- **Information provided**
== == ==

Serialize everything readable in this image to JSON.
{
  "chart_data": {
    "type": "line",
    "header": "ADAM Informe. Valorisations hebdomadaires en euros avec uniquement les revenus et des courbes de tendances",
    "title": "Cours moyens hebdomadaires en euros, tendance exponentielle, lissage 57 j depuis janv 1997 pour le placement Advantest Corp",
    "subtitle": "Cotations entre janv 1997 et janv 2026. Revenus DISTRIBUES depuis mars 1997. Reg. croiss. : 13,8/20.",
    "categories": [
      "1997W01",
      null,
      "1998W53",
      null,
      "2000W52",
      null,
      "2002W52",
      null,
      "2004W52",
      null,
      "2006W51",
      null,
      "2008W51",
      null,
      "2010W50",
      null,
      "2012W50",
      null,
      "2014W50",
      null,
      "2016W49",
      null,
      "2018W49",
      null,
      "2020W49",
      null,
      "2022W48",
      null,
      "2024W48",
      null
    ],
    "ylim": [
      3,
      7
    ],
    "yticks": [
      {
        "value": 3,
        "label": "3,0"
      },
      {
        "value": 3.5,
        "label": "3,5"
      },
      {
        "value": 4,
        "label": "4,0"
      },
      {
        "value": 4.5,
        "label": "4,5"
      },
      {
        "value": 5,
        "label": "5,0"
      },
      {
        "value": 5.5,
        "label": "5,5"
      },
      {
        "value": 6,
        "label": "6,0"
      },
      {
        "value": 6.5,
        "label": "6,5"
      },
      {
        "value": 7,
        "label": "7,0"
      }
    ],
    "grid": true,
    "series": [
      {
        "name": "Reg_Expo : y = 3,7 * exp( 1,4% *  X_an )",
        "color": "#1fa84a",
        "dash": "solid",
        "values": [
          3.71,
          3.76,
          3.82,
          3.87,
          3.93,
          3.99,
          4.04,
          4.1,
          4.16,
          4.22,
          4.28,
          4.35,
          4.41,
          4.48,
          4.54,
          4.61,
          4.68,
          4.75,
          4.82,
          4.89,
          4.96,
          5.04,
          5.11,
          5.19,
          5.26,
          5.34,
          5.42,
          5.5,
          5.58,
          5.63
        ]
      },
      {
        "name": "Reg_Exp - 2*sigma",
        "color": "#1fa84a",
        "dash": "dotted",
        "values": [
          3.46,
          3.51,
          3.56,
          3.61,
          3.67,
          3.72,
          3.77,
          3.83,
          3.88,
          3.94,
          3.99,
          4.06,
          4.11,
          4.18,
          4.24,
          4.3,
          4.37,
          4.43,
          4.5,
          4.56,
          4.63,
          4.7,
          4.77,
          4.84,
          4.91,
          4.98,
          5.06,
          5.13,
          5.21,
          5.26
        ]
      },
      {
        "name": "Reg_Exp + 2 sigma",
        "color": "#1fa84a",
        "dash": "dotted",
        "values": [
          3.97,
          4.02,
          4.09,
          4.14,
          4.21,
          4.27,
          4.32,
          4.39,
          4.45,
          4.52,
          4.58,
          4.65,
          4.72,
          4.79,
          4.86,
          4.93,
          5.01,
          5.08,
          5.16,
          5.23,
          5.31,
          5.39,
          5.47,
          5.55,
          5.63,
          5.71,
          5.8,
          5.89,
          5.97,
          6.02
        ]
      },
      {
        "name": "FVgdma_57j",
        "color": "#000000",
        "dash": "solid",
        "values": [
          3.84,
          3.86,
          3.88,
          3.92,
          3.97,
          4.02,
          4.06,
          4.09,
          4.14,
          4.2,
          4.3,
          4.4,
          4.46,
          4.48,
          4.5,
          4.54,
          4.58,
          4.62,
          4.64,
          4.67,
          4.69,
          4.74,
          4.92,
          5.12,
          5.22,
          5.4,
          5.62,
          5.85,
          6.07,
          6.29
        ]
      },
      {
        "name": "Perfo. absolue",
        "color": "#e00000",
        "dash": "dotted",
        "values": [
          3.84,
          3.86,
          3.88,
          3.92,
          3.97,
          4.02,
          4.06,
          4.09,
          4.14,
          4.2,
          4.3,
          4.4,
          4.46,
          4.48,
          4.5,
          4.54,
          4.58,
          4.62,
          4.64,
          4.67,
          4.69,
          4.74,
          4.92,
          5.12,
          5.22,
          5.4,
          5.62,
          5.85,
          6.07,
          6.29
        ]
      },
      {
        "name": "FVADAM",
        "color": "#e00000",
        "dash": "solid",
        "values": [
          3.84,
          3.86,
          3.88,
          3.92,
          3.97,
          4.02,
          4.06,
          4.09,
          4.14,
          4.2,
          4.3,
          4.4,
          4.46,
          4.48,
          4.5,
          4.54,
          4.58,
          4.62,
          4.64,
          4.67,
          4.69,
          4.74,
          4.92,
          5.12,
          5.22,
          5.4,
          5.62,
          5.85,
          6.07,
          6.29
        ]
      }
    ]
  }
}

== == ==

- **Problem details**
Look for lines containing the string "janv" and copy them all.

- **The answer**
    "title": "Cours moyens hebdomadaires en euros, tendance exponentielle, lissage 57 j depuis janv 1997 pour le placement Advantest Corp",
    "subtitle": "Cotations entre janv 1997 et janv 2026. Revenus DISTRIBUES depuis mars 1997. Reg. croiss. : 13,8/20.",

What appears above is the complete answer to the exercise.